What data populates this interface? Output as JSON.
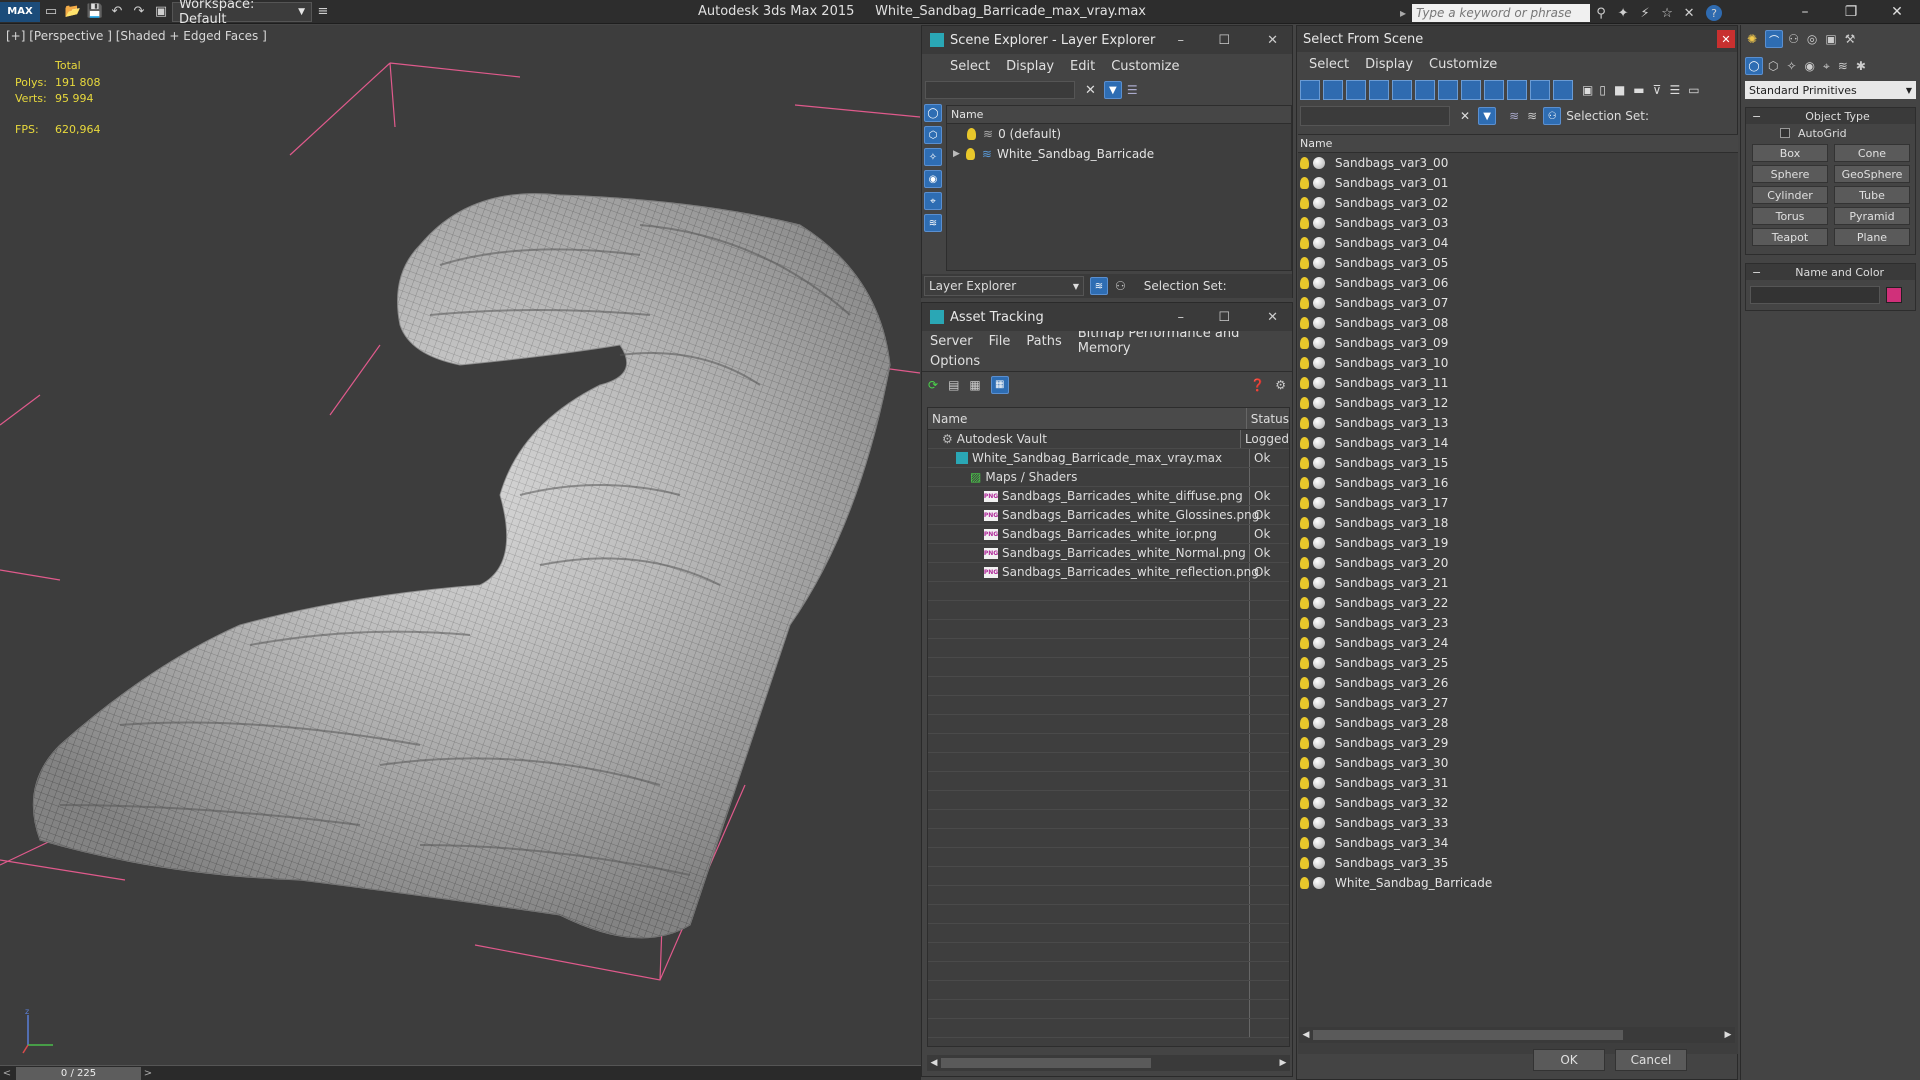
{
  "titlebar": {
    "workspace_label": "Workspace: Default",
    "app_title": "Autodesk 3ds Max  2015",
    "file_title": "White_Sandbag_Barricade_max_vray.max",
    "search_placeholder": "Type a keyword or phrase"
  },
  "viewport": {
    "label": "[+] [Perspective ] [Shaded + Edged Faces ]",
    "total_label": "Total",
    "polys_label": "Polys:",
    "polys_value": "191 808",
    "verts_label": "Verts:",
    "verts_value": "95 994",
    "fps_label": "FPS:",
    "fps_value": "620,964"
  },
  "timeline": {
    "frame": "0 / 225"
  },
  "scene_explorer": {
    "title": "Scene Explorer - Layer Explorer",
    "menu": [
      "Select",
      "Display",
      "Edit",
      "Customize"
    ],
    "column_name": "Name",
    "layers": [
      "0 (default)",
      "White_Sandbag_Barricade"
    ],
    "footer_dropdown": "Layer Explorer",
    "selection_set_label": "Selection Set:"
  },
  "asset_tracking": {
    "title": "Asset Tracking",
    "menu": [
      "Server",
      "File",
      "Paths",
      "Bitmap Performance and Memory",
      "Options"
    ],
    "col_name": "Name",
    "col_status": "Status",
    "rows": [
      {
        "name": "Autodesk Vault",
        "status": "Logged",
        "indent": 0,
        "icon": "vault"
      },
      {
        "name": "White_Sandbag_Barricade_max_vray.max",
        "status": "Ok",
        "indent": 1,
        "icon": "max"
      },
      {
        "name": "Maps / Shaders",
        "status": "",
        "indent": 2,
        "icon": "maps"
      },
      {
        "name": "Sandbags_Barricades_white_diffuse.png",
        "status": "Ok",
        "indent": 3,
        "icon": "png"
      },
      {
        "name": "Sandbags_Barricades_white_Glossines.png",
        "status": "Ok",
        "indent": 3,
        "icon": "png"
      },
      {
        "name": "Sandbags_Barricades_white_ior.png",
        "status": "Ok",
        "indent": 3,
        "icon": "png"
      },
      {
        "name": "Sandbags_Barricades_white_Normal.png",
        "status": "Ok",
        "indent": 3,
        "icon": "png"
      },
      {
        "name": "Sandbags_Barricades_white_reflection.png",
        "status": "Ok",
        "indent": 3,
        "icon": "png"
      }
    ]
  },
  "select_from_scene": {
    "title": "Select From Scene",
    "menu": [
      "Select",
      "Display",
      "Customize"
    ],
    "selection_set_label": "Selection Set:",
    "column_name": "Name",
    "items": [
      "Sandbags_var3_00",
      "Sandbags_var3_01",
      "Sandbags_var3_02",
      "Sandbags_var3_03",
      "Sandbags_var3_04",
      "Sandbags_var3_05",
      "Sandbags_var3_06",
      "Sandbags_var3_07",
      "Sandbags_var3_08",
      "Sandbags_var3_09",
      "Sandbags_var3_10",
      "Sandbags_var3_11",
      "Sandbags_var3_12",
      "Sandbags_var3_13",
      "Sandbags_var3_14",
      "Sandbags_var3_15",
      "Sandbags_var3_16",
      "Sandbags_var3_17",
      "Sandbags_var3_18",
      "Sandbags_var3_19",
      "Sandbags_var3_20",
      "Sandbags_var3_21",
      "Sandbags_var3_22",
      "Sandbags_var3_23",
      "Sandbags_var3_24",
      "Sandbags_var3_25",
      "Sandbags_var3_26",
      "Sandbags_var3_27",
      "Sandbags_var3_28",
      "Sandbags_var3_29",
      "Sandbags_var3_30",
      "Sandbags_var3_31",
      "Sandbags_var3_32",
      "Sandbags_var3_33",
      "Sandbags_var3_34",
      "Sandbags_var3_35",
      "White_Sandbag_Barricade"
    ],
    "ok_label": "OK",
    "cancel_label": "Cancel"
  },
  "command_panel": {
    "dropdown": "Standard Primitives",
    "object_type_label": "Object Type",
    "autogrid_label": "AutoGrid",
    "buttons": [
      "Box",
      "Cone",
      "Sphere",
      "GeoSphere",
      "Cylinder",
      "Tube",
      "Torus",
      "Pyramid",
      "Teapot",
      "Plane"
    ],
    "name_color_label": "Name and Color",
    "color_swatch": "#d0307a"
  },
  "colors": {
    "accent": "#2f6bb0",
    "stats": "#e8d93c",
    "bulb": "#e8c72b"
  }
}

+---+

Exercise objective
Write out every line of the data that holds the word "Selection".

Correct output
    "selection_set_label": "Selection Set:"
    "selection_set_label": "Selection Set:",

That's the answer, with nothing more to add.